#### Extracted records

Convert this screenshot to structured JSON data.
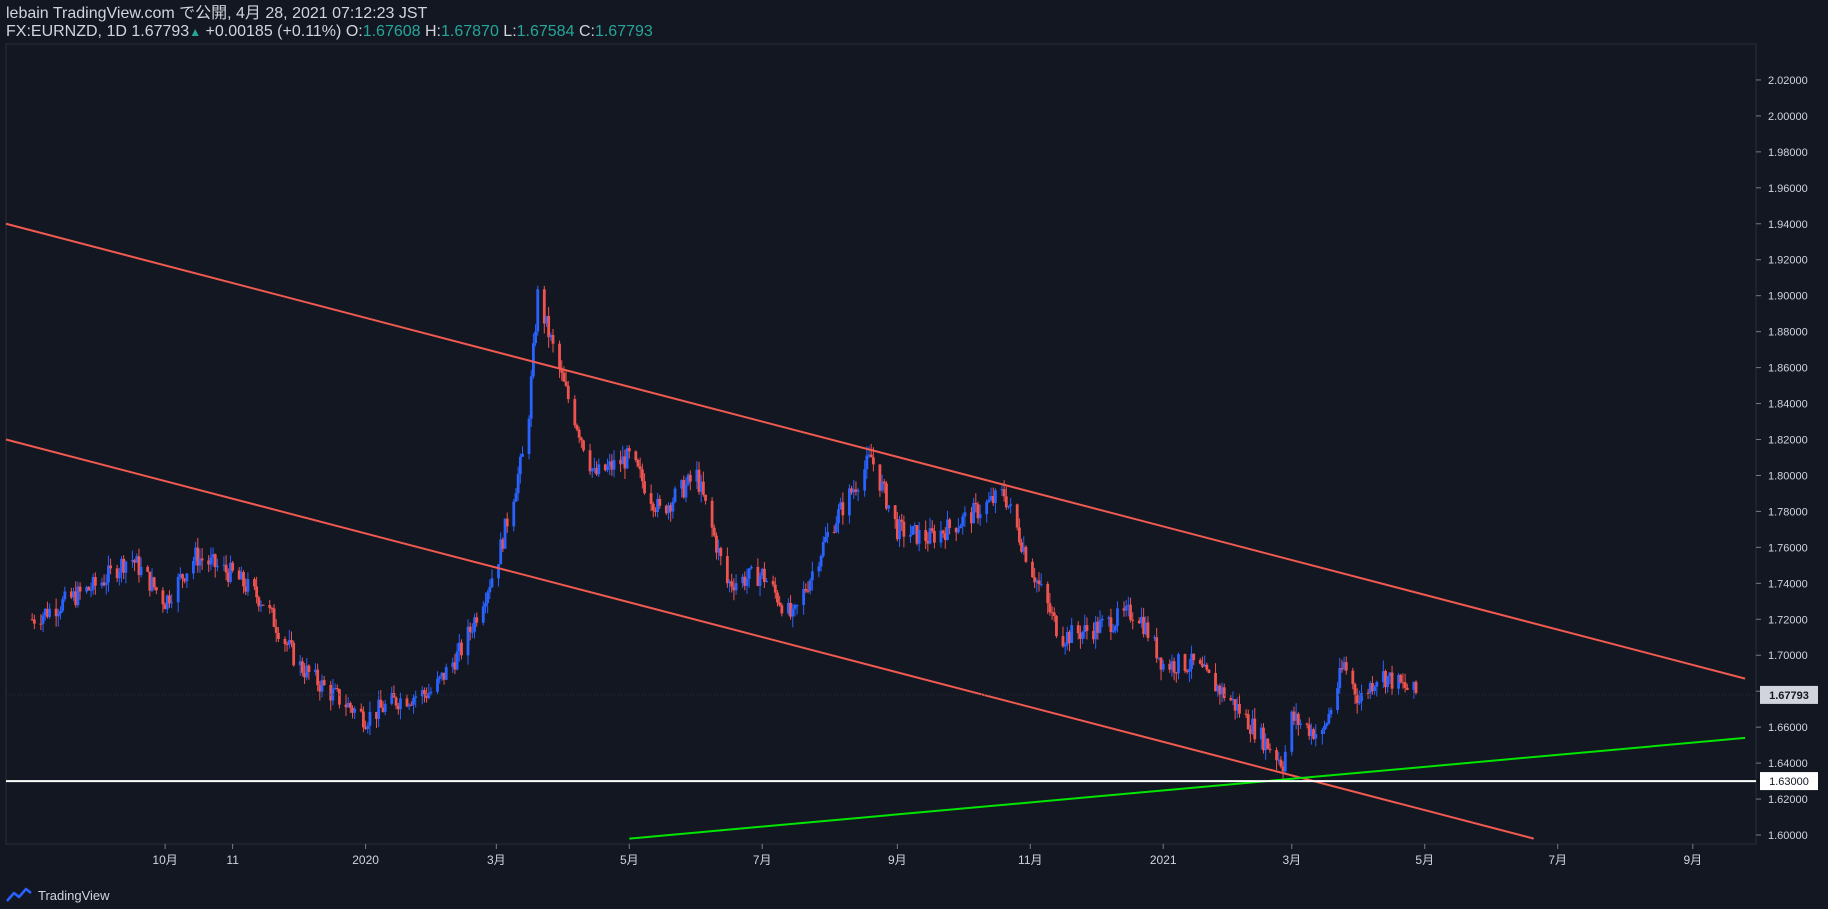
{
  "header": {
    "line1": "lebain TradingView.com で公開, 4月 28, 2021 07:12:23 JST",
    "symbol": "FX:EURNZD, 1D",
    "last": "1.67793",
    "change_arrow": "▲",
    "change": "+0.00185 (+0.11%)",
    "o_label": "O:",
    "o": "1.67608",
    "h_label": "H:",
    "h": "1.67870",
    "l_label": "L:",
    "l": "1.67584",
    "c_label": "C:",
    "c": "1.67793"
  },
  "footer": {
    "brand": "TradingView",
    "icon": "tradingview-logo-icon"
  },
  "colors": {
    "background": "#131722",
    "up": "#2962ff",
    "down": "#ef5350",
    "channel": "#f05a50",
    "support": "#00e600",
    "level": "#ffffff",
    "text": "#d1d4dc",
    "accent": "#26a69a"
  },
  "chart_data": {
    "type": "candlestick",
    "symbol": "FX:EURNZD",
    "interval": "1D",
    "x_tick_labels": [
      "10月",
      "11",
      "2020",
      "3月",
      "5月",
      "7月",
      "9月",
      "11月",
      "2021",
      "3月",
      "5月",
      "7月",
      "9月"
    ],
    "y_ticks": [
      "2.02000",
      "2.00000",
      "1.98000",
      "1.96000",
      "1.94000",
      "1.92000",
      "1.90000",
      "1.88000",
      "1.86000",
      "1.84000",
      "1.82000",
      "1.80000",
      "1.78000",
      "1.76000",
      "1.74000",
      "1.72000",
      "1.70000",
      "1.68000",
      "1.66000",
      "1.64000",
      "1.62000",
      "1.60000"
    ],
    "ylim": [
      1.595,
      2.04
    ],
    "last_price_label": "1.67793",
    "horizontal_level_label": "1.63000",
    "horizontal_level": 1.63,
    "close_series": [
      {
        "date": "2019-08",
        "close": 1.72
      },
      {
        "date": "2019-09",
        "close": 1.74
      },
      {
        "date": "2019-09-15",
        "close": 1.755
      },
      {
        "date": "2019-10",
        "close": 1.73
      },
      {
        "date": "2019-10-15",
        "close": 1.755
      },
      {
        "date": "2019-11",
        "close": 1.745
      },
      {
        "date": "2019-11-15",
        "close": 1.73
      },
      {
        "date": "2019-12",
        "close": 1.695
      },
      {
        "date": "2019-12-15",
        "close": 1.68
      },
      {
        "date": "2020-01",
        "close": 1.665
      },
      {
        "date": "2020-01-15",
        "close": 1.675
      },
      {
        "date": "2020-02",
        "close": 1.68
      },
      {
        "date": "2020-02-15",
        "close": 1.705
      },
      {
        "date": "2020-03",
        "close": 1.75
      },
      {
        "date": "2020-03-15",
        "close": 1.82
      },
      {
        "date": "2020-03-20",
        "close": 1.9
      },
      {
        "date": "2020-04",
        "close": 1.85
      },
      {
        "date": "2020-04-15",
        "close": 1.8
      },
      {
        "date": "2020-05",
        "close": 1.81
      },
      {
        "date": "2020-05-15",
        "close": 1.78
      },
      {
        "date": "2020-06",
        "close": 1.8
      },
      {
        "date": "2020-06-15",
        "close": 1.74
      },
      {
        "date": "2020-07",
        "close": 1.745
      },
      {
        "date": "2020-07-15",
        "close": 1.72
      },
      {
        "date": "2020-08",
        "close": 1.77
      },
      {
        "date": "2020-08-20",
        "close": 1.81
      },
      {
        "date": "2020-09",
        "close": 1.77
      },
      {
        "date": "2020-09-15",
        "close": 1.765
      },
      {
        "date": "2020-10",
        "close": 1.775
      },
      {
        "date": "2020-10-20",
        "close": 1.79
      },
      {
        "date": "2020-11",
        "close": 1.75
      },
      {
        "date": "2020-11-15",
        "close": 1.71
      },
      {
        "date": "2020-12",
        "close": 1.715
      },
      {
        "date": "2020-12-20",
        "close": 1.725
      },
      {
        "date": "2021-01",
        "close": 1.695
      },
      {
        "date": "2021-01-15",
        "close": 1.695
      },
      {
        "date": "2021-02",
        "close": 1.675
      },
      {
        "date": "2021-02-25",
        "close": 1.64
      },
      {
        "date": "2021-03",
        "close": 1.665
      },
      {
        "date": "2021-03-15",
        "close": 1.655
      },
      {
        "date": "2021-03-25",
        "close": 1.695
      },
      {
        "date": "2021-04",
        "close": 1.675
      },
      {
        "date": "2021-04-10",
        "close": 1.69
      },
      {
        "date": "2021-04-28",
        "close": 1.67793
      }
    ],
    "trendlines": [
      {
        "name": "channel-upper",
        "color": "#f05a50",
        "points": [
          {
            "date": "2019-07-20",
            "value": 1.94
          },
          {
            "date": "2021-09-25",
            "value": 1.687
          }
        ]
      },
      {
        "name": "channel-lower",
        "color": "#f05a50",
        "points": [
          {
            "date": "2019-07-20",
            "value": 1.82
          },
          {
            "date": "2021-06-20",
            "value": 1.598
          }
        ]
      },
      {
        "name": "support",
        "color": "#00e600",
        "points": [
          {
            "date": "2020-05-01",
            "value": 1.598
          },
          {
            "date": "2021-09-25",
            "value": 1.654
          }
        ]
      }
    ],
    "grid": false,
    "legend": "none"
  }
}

########

Write out every line from the entries where "EURNZD" appears.

§ **Correct output**:
    "symbol": "FX:EURNZD, 1D",
    "symbol": "FX:EURNZD",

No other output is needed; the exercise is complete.